*** Opening of INPUT DATA ***
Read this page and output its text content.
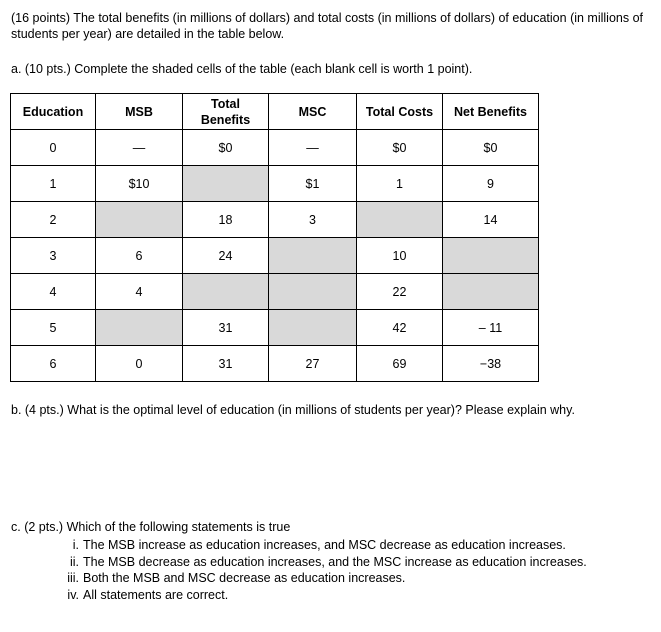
(16 points) The total benefits (in millions of dollars) and total costs (in millions of dollars) of education (in millions of students per year) are detailed in the table below.
a. (10 pts.) Complete the shaded cells of the table (each blank cell is worth 1 point).
Education	MSB	Total Benefits	MSC	Total Costs	Net Benefits
0	—	$0	—	$0	$0
1	$10		$1	1	9
2		18	3		14
3	6	24		10	
4	4			22	
5		31		42	– 11
6	0	31	27	69	−38
b. (4 pts.) What is the optimal level of education (in millions of students per year)? Please explain why.
c. (2 pts.) Which of the following statements is true
i. The MSB increase as education increases, and MSC decrease as education increases.
ii. The MSB decrease as education increases, and the MSC increase as education increases.
iii. Both the MSB and MSC decrease as education increases.
iv. All statements are correct.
*** Close of INPUT DATA ***
Could you copy out every record exactly, minus the pictures?

# [YOUR RESPONSE]
Read this page and output its text content.
(16 points) The total benefits (in millions of dollars) and total costs (in millions of dollars) of education (in millions of students per year) are detailed in the table below.
a. (10 pts.) Complete the shaded cells of the table (each blank cell is worth 1 point).
Education	MSB	Total Benefits	MSC	Total Costs	Net Benefits
0	—	$0	—	$0	$0
1	$10		$1	1	9
2		18	3		14
3	6	24		10	
4	4			22	
5		31		42	– 11
6	0	31	27	69	−38
b. (4 pts.) What is the optimal level of education (in millions of students per year)? Please explain why.
c. (2 pts.) Which of the following statements is true
i. The MSB increase as education increases, and MSC decrease as education increases.
ii. The MSB decrease as education increases, and the MSC increase as education increases.
iii. Both the MSB and MSC decrease as education increases.
iv. All statements are correct.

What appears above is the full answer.